WORK REQUIRED
Copy out every record below exactly as written, but leave out any pictures.

Data excerpts
"""
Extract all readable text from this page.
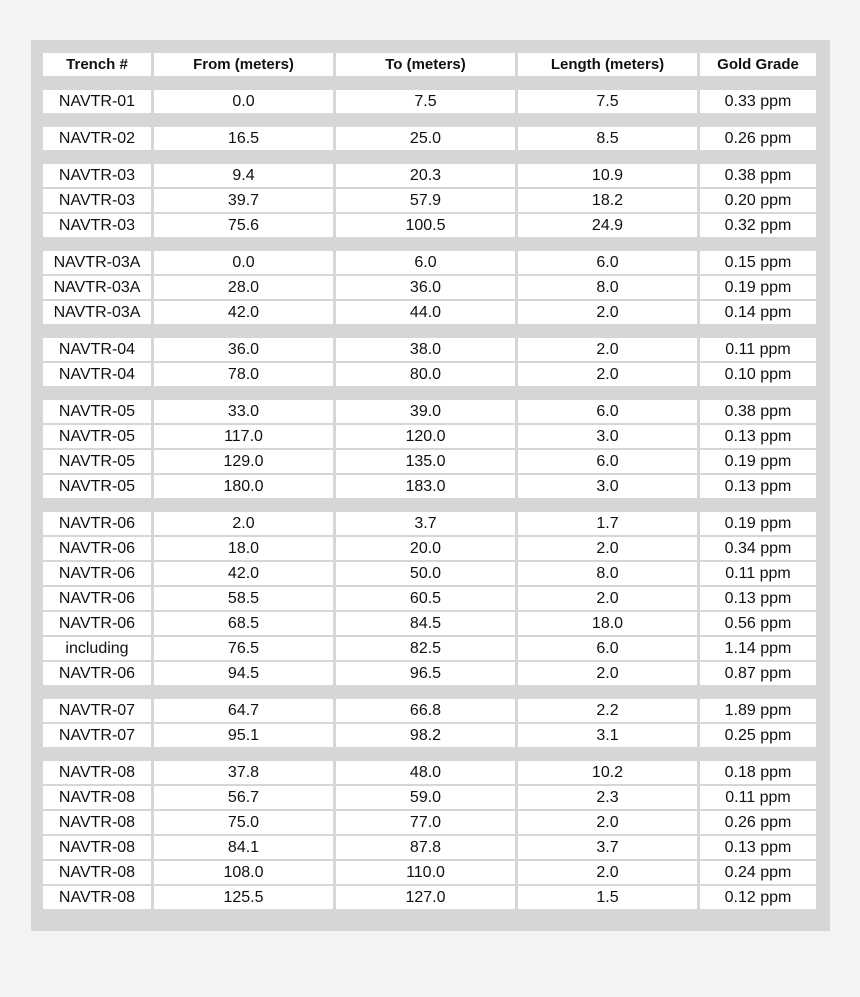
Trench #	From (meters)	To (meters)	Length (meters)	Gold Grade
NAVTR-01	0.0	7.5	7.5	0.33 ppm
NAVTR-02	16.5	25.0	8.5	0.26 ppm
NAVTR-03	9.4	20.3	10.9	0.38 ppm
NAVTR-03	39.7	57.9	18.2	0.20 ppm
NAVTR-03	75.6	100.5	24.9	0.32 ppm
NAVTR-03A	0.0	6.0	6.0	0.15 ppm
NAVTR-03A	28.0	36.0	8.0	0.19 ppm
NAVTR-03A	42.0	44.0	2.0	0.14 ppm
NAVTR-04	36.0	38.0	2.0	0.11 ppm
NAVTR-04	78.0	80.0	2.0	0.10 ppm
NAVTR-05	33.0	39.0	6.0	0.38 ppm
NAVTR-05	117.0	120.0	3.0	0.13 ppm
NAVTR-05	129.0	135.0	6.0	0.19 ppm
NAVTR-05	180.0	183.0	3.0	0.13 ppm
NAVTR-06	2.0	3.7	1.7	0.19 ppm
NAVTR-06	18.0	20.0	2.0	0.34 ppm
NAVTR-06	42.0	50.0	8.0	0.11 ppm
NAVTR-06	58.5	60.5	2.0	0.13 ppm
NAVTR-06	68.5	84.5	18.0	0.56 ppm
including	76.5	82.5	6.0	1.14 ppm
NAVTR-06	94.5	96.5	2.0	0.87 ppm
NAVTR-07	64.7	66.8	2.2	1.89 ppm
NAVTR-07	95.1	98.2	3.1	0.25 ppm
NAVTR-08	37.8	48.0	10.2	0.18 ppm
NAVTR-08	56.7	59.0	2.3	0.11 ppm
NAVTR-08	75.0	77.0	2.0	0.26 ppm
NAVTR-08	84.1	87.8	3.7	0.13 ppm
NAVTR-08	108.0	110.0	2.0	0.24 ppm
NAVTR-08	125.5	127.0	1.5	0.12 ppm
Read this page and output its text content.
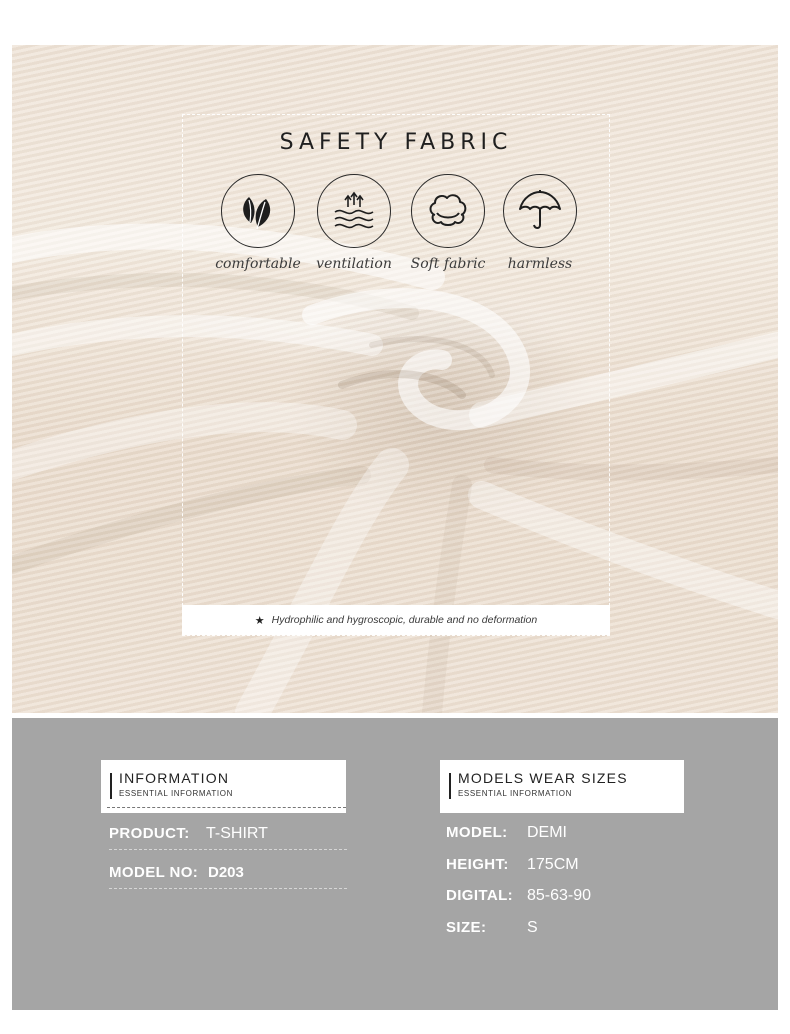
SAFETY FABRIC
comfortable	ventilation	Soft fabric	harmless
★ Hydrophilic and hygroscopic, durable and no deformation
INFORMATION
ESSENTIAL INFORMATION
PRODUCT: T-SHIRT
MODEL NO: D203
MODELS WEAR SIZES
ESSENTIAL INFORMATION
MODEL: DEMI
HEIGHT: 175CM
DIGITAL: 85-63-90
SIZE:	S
"""
EXPECTED OUTPUT
Extract all readable text from this page.
Trench #	From (meters)	To (meters)	Length (meters)	Gold Grade
NAVTR-01	0.0	7.5	7.5	0.33 ppm
NAVTR-02	16.5	25.0	8.5	0.26 ppm
NAVTR-03	9.4	20.3	10.9	0.38 ppm
NAVTR-03	39.7	57.9	18.2	0.20 ppm
NAVTR-03	75.6	100.5	24.9	0.32 ppm
NAVTR-03A	0.0	6.0	6.0	0.15 ppm
NAVTR-03A	28.0	36.0	8.0	0.19 ppm
NAVTR-03A	42.0	44.0	2.0	0.14 ppm
NAVTR-04	36.0	38.0	2.0	0.11 ppm
NAVTR-04	78.0	80.0	2.0	0.10 ppm
NAVTR-05	33.0	39.0	6.0	0.38 ppm
NAVTR-05	117.0	120.0	3.0	0.13 ppm
NAVTR-05	129.0	135.0	6.0	0.19 ppm
NAVTR-05	180.0	183.0	3.0	0.13 ppm
NAVTR-06	2.0	3.7	1.7	0.19 ppm
NAVTR-06	18.0	20.0	2.0	0.34 ppm
NAVTR-06	42.0	50.0	8.0	0.11 ppm
NAVTR-06	58.5	60.5	2.0	0.13 ppm
NAVTR-06	68.5	84.5	18.0	0.56 ppm
including	76.5	82.5	6.0	1.14 ppm
NAVTR-06	94.5	96.5	2.0	0.87 ppm
NAVTR-07	64.7	66.8	2.2	1.89 ppm
NAVTR-07	95.1	98.2	3.1	0.25 ppm
NAVTR-08	37.8	48.0	10.2	0.18 ppm
NAVTR-08	56.7	59.0	2.3	0.11 ppm
NAVTR-08	75.0	77.0	2.0	0.26 ppm
NAVTR-08	84.1	87.8	3.7	0.13 ppm
NAVTR-08	108.0	110.0	2.0	0.24 ppm
NAVTR-08	125.5	127.0	1.5	0.12 ppm
Read this page and output its text content.
SAFETY FABRIC
comfortable	ventilation	Soft fabric	harmless
★ Hydrophilic and hygroscopic, durable and no deformation
INFORMATION
ESSENTIAL INFORMATION
PRODUCT: T-SHIRT
MODEL NO: D203
MODELS WEAR SIZES
ESSENTIAL INFORMATION
MODEL: DEMI
HEIGHT: 175CM
DIGITAL: 85-63-90
SIZE:	S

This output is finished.